Goal:
Quote the records below word for word, starting with the first line and stopping after the line that contains "165, 506, 244]".

***** Extracted data *****

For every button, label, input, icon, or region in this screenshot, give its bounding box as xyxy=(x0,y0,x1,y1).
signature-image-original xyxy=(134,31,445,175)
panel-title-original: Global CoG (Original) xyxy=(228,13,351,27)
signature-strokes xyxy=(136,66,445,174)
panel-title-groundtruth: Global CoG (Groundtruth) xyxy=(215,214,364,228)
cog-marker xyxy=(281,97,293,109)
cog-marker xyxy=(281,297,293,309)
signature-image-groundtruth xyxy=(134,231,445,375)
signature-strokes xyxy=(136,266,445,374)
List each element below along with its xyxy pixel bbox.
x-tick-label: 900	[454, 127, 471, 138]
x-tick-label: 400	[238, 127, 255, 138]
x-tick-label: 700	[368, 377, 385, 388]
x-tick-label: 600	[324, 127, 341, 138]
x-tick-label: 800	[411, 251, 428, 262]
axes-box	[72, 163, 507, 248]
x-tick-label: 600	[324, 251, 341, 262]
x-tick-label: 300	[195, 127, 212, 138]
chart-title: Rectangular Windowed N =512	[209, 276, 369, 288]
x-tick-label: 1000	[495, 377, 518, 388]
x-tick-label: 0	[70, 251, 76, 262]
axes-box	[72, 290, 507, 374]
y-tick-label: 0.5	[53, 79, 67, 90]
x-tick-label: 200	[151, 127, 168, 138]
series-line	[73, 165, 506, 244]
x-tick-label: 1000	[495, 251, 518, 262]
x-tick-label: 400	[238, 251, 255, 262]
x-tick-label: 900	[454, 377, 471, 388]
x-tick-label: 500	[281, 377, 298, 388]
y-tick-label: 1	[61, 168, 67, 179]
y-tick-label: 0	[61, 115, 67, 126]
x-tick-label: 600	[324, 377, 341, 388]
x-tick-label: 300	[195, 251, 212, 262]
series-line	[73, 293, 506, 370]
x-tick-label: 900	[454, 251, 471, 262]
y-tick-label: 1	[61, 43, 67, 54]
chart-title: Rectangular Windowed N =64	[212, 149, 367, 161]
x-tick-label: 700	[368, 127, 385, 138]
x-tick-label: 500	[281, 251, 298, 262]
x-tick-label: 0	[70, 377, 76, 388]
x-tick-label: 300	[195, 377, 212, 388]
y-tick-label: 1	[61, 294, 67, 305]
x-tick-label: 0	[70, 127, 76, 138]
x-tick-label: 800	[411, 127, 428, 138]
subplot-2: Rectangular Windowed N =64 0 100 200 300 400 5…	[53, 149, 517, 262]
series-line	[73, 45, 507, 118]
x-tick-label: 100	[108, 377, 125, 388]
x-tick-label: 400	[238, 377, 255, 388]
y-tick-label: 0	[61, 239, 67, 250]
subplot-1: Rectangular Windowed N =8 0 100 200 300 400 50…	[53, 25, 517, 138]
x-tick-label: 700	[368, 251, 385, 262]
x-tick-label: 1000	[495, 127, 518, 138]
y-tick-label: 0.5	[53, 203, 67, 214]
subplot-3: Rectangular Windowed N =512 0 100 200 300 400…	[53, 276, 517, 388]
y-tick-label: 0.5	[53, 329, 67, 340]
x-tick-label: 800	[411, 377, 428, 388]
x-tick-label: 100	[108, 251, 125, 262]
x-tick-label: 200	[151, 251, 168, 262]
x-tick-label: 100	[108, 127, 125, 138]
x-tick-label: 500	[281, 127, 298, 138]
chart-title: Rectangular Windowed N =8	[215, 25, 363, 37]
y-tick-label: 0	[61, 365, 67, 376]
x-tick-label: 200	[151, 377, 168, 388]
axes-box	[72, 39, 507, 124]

*****

Task response:
For every button, label, input, icon, or region in this screenshot, give its bounding box as xyxy=(x0,y0,x1,y1).
signature-image-original xyxy=(134,31,445,175)
panel-title-original: Global CoG (Original) xyxy=(228,13,351,27)
signature-strokes xyxy=(136,66,445,174)
panel-title-groundtruth: Global CoG (Groundtruth) xyxy=(215,214,364,228)
cog-marker xyxy=(281,97,293,109)
cog-marker xyxy=(281,297,293,309)
signature-image-groundtruth xyxy=(134,231,445,375)
signature-strokes xyxy=(136,266,445,374)
List each element below along with its xyxy pixel bbox.
x-tick-label: 900	[454, 127, 471, 138]
x-tick-label: 400	[238, 127, 255, 138]
x-tick-label: 700	[368, 377, 385, 388]
x-tick-label: 600	[324, 127, 341, 138]
x-tick-label: 800	[411, 251, 428, 262]
axes-box	[72, 163, 507, 248]
x-tick-label: 600	[324, 251, 341, 262]
x-tick-label: 300	[195, 127, 212, 138]
chart-title: Rectangular Windowed N =512	[209, 276, 369, 288]
x-tick-label: 1000	[495, 377, 518, 388]
x-tick-label: 0	[70, 251, 76, 262]
axes-box	[72, 290, 507, 374]
y-tick-label: 0.5	[53, 79, 67, 90]
x-tick-label: 200	[151, 127, 168, 138]
series-line	[73, 165, 506, 244]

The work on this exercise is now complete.